[Short problem] Work out how many lines contain "xlabel". Reply with the count alone.

[Dataset extract]
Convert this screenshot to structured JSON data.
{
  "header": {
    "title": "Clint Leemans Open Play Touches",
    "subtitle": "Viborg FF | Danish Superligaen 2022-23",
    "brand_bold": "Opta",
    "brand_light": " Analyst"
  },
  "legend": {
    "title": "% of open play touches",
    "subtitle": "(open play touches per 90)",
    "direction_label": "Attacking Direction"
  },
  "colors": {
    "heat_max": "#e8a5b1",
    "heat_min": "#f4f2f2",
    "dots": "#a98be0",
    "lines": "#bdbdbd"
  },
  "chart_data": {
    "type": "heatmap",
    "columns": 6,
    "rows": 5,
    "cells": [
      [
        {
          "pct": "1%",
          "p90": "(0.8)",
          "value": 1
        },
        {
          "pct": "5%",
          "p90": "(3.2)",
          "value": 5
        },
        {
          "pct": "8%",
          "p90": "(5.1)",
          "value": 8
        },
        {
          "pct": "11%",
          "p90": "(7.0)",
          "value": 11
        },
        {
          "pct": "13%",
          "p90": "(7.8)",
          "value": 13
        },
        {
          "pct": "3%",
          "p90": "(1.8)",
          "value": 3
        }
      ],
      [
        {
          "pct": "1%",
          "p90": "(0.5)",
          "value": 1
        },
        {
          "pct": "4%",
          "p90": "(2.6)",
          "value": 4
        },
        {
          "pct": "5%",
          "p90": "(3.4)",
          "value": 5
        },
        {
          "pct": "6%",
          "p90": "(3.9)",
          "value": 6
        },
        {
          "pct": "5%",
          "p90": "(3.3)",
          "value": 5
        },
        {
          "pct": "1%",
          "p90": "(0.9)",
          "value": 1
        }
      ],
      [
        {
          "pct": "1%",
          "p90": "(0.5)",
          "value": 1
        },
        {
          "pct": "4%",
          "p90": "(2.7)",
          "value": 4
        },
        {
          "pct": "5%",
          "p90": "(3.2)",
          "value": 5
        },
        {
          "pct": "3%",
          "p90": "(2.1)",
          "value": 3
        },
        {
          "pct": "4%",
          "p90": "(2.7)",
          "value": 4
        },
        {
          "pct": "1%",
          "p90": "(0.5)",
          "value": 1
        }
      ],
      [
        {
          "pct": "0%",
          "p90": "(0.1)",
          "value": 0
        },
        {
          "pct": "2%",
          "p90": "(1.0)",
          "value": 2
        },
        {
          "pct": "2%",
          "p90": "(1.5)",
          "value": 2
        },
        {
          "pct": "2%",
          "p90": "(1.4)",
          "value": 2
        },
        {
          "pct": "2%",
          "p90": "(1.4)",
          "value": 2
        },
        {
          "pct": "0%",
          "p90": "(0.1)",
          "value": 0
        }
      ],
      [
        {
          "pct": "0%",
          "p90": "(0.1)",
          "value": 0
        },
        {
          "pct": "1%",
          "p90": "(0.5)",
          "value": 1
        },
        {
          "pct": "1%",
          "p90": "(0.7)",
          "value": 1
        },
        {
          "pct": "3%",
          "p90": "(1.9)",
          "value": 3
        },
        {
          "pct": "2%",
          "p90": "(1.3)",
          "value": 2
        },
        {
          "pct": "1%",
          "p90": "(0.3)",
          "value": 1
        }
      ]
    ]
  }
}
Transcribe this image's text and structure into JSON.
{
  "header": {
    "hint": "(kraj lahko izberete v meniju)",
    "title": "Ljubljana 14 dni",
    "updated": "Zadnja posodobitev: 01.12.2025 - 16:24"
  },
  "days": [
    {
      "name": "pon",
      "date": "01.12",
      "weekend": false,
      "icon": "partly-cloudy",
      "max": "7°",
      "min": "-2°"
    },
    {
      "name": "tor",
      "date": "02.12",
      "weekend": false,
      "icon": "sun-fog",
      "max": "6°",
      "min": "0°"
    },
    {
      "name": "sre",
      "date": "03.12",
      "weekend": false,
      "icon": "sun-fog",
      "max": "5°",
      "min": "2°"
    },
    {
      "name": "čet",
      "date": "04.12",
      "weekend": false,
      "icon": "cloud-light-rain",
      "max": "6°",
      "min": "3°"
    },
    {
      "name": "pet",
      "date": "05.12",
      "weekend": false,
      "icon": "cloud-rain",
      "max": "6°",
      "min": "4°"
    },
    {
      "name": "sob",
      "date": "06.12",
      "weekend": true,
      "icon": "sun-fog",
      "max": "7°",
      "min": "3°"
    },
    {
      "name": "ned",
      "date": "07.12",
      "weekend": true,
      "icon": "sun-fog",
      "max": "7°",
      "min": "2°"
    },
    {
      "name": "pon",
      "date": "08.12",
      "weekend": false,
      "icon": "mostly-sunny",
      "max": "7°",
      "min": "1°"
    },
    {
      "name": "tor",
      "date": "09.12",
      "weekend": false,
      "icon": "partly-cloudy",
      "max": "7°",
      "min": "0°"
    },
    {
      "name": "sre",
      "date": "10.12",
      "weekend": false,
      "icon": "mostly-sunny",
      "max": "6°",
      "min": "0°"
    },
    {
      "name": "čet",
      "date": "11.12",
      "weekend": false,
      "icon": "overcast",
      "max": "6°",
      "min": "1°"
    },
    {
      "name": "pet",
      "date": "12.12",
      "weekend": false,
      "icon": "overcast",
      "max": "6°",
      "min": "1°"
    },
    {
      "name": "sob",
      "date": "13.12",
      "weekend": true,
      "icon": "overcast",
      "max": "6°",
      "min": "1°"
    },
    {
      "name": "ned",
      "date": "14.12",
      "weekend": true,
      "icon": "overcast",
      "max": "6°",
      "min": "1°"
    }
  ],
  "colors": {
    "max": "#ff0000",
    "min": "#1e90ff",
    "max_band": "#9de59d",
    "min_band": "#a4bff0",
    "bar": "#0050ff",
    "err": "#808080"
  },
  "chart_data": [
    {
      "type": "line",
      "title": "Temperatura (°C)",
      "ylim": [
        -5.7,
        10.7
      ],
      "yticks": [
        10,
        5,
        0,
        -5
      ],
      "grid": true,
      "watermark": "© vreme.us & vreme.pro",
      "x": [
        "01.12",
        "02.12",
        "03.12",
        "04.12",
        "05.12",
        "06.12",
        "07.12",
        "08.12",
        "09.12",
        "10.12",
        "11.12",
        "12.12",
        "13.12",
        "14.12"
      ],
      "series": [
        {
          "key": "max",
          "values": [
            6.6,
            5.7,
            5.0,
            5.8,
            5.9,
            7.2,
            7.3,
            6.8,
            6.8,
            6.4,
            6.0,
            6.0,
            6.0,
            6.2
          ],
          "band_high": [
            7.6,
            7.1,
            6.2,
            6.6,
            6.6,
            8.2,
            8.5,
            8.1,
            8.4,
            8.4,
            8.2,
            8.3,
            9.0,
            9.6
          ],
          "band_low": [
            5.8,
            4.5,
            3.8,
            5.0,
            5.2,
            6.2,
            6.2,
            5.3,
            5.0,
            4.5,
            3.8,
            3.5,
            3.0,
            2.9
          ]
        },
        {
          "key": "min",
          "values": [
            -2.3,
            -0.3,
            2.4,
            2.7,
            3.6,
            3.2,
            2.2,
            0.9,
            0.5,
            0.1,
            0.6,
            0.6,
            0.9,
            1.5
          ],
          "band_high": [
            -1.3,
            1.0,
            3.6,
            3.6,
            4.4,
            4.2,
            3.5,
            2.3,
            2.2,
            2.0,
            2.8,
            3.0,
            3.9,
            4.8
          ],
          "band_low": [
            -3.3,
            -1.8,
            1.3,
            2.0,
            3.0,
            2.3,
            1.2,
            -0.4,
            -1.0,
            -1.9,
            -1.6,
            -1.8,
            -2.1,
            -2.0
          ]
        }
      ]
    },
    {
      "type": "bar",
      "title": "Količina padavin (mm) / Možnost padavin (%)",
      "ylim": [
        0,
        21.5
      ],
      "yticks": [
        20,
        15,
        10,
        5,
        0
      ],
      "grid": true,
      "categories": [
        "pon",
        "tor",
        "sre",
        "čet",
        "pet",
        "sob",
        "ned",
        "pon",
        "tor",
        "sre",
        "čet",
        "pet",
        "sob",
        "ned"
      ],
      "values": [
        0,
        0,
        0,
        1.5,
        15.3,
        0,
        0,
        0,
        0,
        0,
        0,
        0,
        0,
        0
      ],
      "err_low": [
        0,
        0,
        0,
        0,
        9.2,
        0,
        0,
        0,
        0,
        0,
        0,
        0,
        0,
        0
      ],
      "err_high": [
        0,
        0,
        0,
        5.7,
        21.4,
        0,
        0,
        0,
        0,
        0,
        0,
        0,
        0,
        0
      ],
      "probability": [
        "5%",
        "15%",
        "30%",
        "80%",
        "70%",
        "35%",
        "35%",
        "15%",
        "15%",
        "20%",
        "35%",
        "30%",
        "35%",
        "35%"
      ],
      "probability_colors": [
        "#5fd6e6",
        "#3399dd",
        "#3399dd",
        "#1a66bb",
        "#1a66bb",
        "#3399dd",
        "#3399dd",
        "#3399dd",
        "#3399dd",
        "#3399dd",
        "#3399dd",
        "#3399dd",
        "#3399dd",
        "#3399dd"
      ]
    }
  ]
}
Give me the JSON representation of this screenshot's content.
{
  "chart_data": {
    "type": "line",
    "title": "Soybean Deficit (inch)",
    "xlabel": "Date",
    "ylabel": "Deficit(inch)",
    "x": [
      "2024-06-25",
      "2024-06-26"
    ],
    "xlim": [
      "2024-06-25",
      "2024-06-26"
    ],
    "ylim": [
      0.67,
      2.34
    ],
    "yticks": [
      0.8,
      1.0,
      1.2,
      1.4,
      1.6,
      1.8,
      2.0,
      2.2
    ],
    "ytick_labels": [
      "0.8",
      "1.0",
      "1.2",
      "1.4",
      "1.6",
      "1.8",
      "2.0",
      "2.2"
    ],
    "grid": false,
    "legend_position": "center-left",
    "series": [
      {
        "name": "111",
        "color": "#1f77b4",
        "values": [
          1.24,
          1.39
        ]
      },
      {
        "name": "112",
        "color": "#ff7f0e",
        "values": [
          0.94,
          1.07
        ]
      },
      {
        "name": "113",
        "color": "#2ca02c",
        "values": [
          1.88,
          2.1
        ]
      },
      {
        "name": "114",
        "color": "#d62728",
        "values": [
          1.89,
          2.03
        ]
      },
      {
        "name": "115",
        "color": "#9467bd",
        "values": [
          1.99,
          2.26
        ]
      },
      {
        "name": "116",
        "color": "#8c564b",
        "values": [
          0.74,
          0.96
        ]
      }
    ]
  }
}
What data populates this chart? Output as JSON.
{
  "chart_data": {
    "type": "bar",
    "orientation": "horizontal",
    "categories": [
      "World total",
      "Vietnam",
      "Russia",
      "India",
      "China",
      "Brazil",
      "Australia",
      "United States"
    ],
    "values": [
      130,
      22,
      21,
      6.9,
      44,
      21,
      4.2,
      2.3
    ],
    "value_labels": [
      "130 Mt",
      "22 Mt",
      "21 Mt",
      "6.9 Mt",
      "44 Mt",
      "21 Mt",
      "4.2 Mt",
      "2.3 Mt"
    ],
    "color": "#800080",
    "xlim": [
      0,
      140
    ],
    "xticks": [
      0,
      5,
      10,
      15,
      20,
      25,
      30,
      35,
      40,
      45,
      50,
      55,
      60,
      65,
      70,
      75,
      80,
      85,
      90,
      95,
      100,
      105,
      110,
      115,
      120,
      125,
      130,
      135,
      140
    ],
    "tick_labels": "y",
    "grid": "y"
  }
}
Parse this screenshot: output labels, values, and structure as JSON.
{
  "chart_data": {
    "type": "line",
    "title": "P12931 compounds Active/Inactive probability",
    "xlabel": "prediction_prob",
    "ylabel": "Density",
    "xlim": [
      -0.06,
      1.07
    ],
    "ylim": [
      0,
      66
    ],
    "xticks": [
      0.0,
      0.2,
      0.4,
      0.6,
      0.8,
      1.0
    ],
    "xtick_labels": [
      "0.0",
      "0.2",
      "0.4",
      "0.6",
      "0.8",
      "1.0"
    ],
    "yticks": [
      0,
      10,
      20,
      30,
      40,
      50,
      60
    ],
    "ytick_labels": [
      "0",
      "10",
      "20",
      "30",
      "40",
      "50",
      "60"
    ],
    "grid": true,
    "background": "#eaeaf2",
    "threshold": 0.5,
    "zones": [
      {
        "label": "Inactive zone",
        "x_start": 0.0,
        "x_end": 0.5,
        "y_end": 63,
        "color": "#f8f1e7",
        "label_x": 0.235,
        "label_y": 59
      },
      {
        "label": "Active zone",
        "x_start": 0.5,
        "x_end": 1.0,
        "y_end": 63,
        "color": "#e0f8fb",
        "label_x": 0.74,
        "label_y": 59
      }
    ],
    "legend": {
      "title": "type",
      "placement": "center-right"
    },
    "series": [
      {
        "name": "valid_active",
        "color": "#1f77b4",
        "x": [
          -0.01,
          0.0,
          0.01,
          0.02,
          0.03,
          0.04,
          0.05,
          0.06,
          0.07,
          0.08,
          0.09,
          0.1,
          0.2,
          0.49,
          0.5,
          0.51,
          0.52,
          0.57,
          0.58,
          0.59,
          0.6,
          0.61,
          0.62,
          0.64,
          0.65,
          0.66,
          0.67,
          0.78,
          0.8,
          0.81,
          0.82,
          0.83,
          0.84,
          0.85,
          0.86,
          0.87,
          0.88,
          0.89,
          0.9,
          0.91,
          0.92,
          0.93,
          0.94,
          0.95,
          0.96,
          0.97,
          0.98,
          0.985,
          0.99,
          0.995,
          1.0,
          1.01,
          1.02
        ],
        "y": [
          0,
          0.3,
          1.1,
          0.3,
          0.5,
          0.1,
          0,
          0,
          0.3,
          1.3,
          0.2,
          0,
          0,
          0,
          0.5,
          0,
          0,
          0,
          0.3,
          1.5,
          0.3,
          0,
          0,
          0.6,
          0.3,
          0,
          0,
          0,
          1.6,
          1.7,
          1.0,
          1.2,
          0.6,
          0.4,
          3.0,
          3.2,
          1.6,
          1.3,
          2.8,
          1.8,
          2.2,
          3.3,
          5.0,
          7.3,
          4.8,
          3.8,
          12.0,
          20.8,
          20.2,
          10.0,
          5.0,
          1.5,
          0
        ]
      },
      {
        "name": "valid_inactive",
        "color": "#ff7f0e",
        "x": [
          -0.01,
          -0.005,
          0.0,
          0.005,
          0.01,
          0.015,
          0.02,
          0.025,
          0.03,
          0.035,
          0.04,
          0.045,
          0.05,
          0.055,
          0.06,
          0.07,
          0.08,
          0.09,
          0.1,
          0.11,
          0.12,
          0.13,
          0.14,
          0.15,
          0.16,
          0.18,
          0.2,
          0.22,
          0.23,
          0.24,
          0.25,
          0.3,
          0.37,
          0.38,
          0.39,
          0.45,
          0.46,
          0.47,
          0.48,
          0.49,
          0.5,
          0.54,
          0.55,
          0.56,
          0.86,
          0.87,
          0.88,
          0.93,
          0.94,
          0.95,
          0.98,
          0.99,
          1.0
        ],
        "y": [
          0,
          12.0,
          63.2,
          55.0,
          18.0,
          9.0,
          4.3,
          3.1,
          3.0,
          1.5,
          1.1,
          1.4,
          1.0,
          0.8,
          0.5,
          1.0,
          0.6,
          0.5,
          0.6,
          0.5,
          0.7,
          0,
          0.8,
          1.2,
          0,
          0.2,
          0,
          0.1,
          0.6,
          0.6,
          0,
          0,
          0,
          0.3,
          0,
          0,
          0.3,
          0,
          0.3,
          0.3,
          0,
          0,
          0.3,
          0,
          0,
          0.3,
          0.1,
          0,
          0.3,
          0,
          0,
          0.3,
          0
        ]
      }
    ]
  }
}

[Response below] 2